* **EXERCISE REQUIREMENTS**: Search the entries below. Return every line that has "posudek" in it.

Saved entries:
----------

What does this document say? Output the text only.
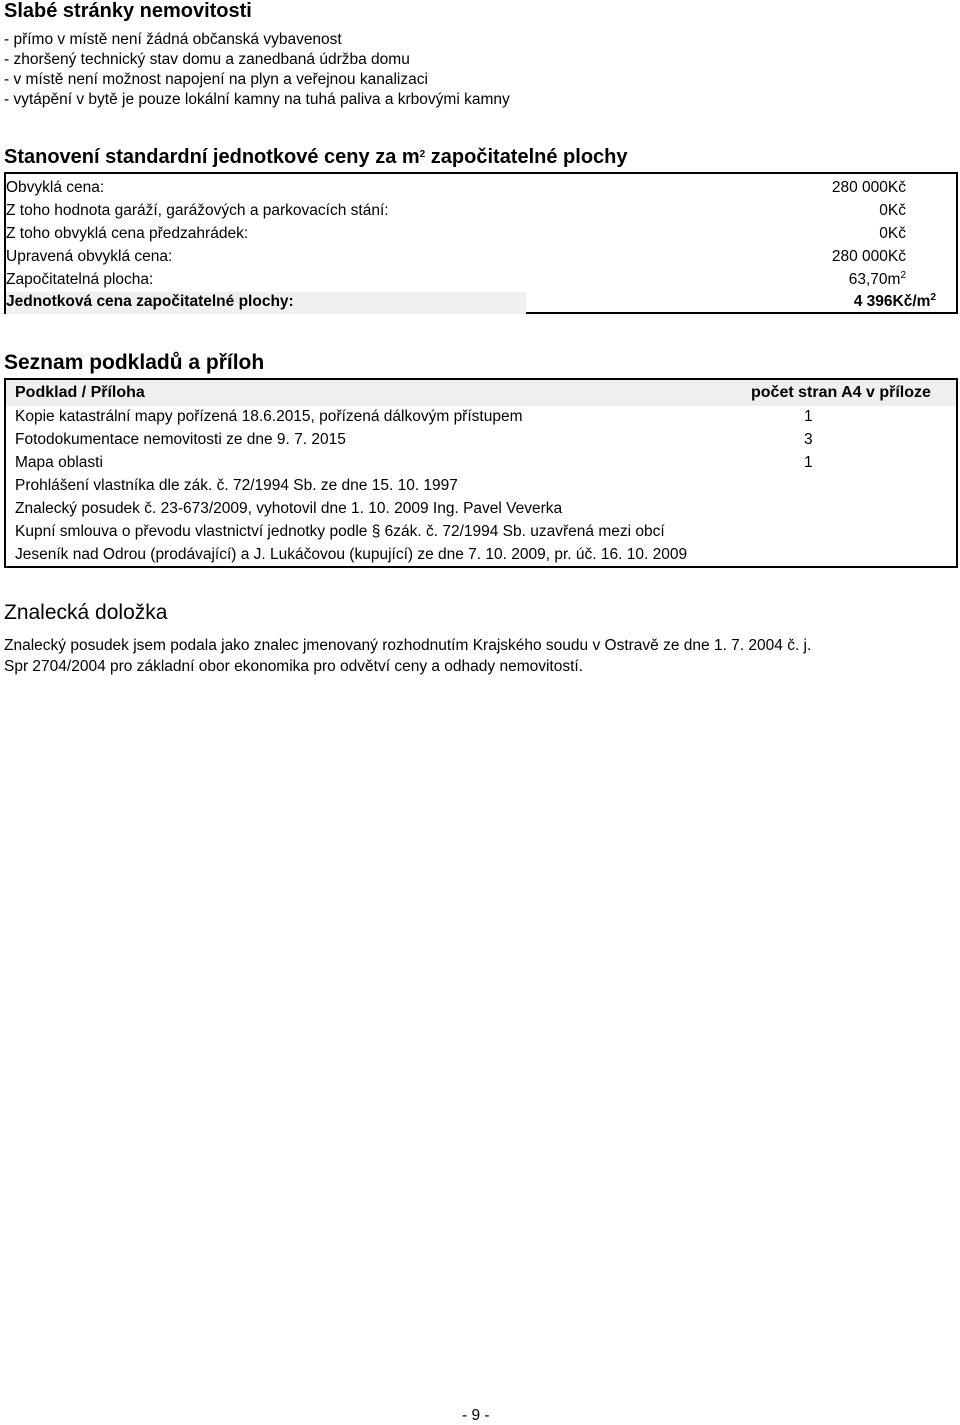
Slabé stránky nemovitosti
- přímo v místě není žádná občanská vybavenost
- zhoršený technický stav domu a zanedbaná údržba domu
- v místě není možnost napojení na plyn a veřejnou kanalizaci
- vytápění v bytě je pouze lokální kamny na tuhá paliva a krbovými kamny
Stanovení standardní jednotkové ceny za $m^2$ započitatelné plochy
Obvyklá cena:	280 000Kč
Z toho hodnota garáží, garážových a parkovacích stání:	0Kč
Z toho obvyklá cena předzahrádek:	0Kč
Upravená obvyklá cena:	280 000Kč
Započitatelná plocha:	$63,70m^2$
Jednotková cena započitatelné plochy:	4 $396Kč/m^2$
Seznam podkladů a příloh
Podklad / Příloha	počet stran A4 v příloze
Kopie katastrální mapy pořízená 18.6.2015, pořízená dálkovým přístupem	1
Fotodokumentace nemovitosti ze dne 9. 7. 2015	3
Mapa oblasti	1
Prohlášení vlastníka dle zák. č. 72/1994 Sb. ze dne 15. 10. 1997
Znalecký posudek č. 23-673/2009, vyhotovil dne 1. 10. 2009 Ing. Pavel Veverka
Kupní smlouva o převodu vlastnictví jednotky podle § 6zák. č. 72/1994 Sb. uzavřená mezi obcí
Jeseník nad Odrou (prodávající) a J. Lukáčovou (kupující) ze dne 7. 10. 2009, pr. úč. 16. 10. 2009
Znalecká doložka
Znalecký posudek jsem podala jako znalec jmenovaný rozhodnutím Krajského soudu v Ostravě ze dne 1. 7. 2004 č. j.
Spr 2704/2004 pro základní obor ekonomika pro odvětví ceny a odhady nemovitostí.
- 9 -
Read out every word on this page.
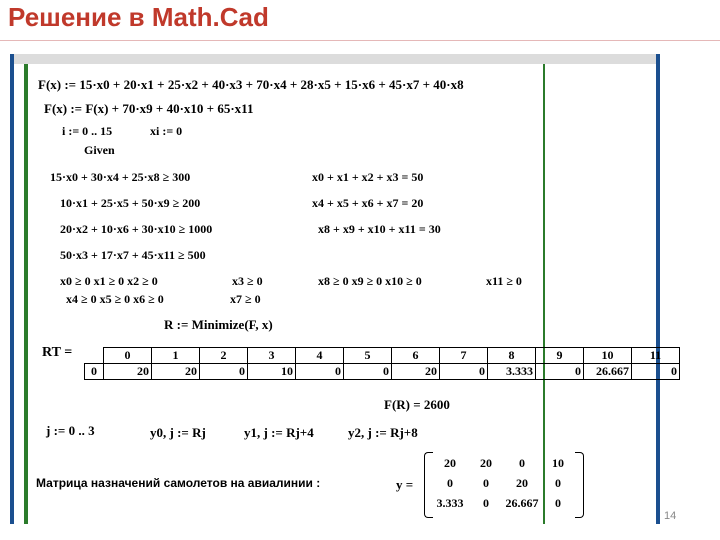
Решение в Math.Cad
F(x) := 15·x0 + 20·x1 + 25·x2 + 40·x3 + 70·x4 + 28·x5 + 15·x6 + 45·x7 + 40·x8
F(x) := F(x) + 70·x9 + 40·x10 + 65·x11
i := 0 .. 15	xi := 0
Given
15·x0 + 30·x4 + 25·x8 ≥ 300
10·x1 + 25·x5 + 50·x9 ≥ 200
20·x2 + 10·x6 + 30·x10 ≥ 1000
50·x3 + 17·x7 + 45·x11 ≥ 500
x0 + x1 + x2 + x3 = 50
x4 + x5 + x6 + x7 = 20
x8 + x9 + x10 + x11 = 30
x0 ≥ 0 x1 ≥ 0 x2 ≥ 0	x3 ≥ 0
x4 ≥ 0 x5 ≥ 0 x6 ≥ 0	x7 ≥ 0
x8 ≥ 0 x9 ≥ 0 x10 ≥ 0	x11 ≥ 0
R := Minimize(F, x)
RT =
		0	1	2	3	4	5	6	7	8	9	10	11
0	20	20	0	10	0	0	20	0	3.333	0	26.667	0
F(R) = 2600
j := 0 .. 3	y0, j := Rj	y1, j := Rj+4	y2, j := Rj+8
Матрица назначений самолетов на авиалинии :	y =
20	20	0	10
0	0	20	0
3.333	0	26.667	0
14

----------

* **SOLUTION TO THE EXERCISE**:
Znalecký posudek č. 23-673/2009, vyhotovil dne 1. 10. 2009 Ing. Pavel Veverka
Znalecký posudek jsem podala jako znalec jmenovaný rozhodnutím Krajského soudu v Ostravě ze dne 1. 7. 2004 č. j.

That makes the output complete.